— WORK TO DO —
Check each line below for the word "this" and give the number of lines that have it, nothing more.

----- DATA SHOWN -----

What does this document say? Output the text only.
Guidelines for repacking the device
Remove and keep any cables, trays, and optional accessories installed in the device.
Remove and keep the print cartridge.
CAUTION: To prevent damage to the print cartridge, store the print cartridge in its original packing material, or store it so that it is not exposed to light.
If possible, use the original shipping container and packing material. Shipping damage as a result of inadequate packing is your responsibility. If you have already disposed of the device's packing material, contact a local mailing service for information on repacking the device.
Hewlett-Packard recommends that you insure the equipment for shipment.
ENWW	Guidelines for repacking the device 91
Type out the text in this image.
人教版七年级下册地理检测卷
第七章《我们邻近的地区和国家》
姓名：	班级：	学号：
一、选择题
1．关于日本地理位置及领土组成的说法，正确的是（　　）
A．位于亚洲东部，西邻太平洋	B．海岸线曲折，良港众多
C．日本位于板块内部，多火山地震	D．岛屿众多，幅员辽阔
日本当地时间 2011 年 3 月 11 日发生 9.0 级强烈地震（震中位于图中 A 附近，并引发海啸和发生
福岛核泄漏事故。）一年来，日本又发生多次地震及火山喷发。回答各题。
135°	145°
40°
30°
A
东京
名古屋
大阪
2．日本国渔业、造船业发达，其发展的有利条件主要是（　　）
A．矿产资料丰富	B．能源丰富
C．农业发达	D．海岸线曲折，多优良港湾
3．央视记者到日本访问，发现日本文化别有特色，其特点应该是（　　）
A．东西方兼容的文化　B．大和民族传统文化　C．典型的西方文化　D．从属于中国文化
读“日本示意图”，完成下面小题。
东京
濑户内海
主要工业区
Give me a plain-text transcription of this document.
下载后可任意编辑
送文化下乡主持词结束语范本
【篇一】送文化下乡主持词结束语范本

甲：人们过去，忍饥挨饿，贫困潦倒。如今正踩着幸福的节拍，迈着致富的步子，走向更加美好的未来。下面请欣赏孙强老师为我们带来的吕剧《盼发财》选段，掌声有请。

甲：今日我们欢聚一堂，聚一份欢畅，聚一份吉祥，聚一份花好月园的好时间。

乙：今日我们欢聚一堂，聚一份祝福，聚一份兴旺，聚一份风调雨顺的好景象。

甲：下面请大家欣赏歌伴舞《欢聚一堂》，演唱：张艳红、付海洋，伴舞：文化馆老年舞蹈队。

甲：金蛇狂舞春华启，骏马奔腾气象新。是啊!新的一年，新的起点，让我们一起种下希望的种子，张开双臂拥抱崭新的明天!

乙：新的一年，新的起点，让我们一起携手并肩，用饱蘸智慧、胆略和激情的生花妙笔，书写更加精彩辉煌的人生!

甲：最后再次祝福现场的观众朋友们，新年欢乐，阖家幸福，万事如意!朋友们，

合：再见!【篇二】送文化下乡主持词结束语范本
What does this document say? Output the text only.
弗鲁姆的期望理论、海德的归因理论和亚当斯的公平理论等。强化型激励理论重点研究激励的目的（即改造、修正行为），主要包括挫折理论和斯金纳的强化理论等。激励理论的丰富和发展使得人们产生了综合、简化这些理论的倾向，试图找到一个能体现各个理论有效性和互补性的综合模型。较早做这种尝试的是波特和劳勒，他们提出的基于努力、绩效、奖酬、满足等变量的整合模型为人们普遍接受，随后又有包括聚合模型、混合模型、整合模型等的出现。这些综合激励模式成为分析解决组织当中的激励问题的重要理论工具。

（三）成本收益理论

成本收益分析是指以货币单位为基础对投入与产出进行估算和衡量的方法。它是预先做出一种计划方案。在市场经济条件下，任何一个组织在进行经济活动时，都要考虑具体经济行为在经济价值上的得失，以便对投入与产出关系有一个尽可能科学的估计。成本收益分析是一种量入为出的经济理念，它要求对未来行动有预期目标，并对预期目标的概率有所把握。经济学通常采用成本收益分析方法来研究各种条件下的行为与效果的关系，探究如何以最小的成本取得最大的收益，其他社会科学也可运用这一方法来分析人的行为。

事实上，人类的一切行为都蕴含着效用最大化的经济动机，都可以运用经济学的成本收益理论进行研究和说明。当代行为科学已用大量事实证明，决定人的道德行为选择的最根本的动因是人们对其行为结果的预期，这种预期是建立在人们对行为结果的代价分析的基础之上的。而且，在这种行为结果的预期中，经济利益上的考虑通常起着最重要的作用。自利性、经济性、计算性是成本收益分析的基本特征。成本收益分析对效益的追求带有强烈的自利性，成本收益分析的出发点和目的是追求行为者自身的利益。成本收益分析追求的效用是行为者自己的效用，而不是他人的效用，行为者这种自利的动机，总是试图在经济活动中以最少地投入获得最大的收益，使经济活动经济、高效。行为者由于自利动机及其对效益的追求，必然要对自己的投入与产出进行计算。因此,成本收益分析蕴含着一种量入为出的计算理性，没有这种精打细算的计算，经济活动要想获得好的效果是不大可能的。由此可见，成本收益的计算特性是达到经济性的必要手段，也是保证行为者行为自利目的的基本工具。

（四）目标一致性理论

-----

— WRITTEN SOLUTION —
4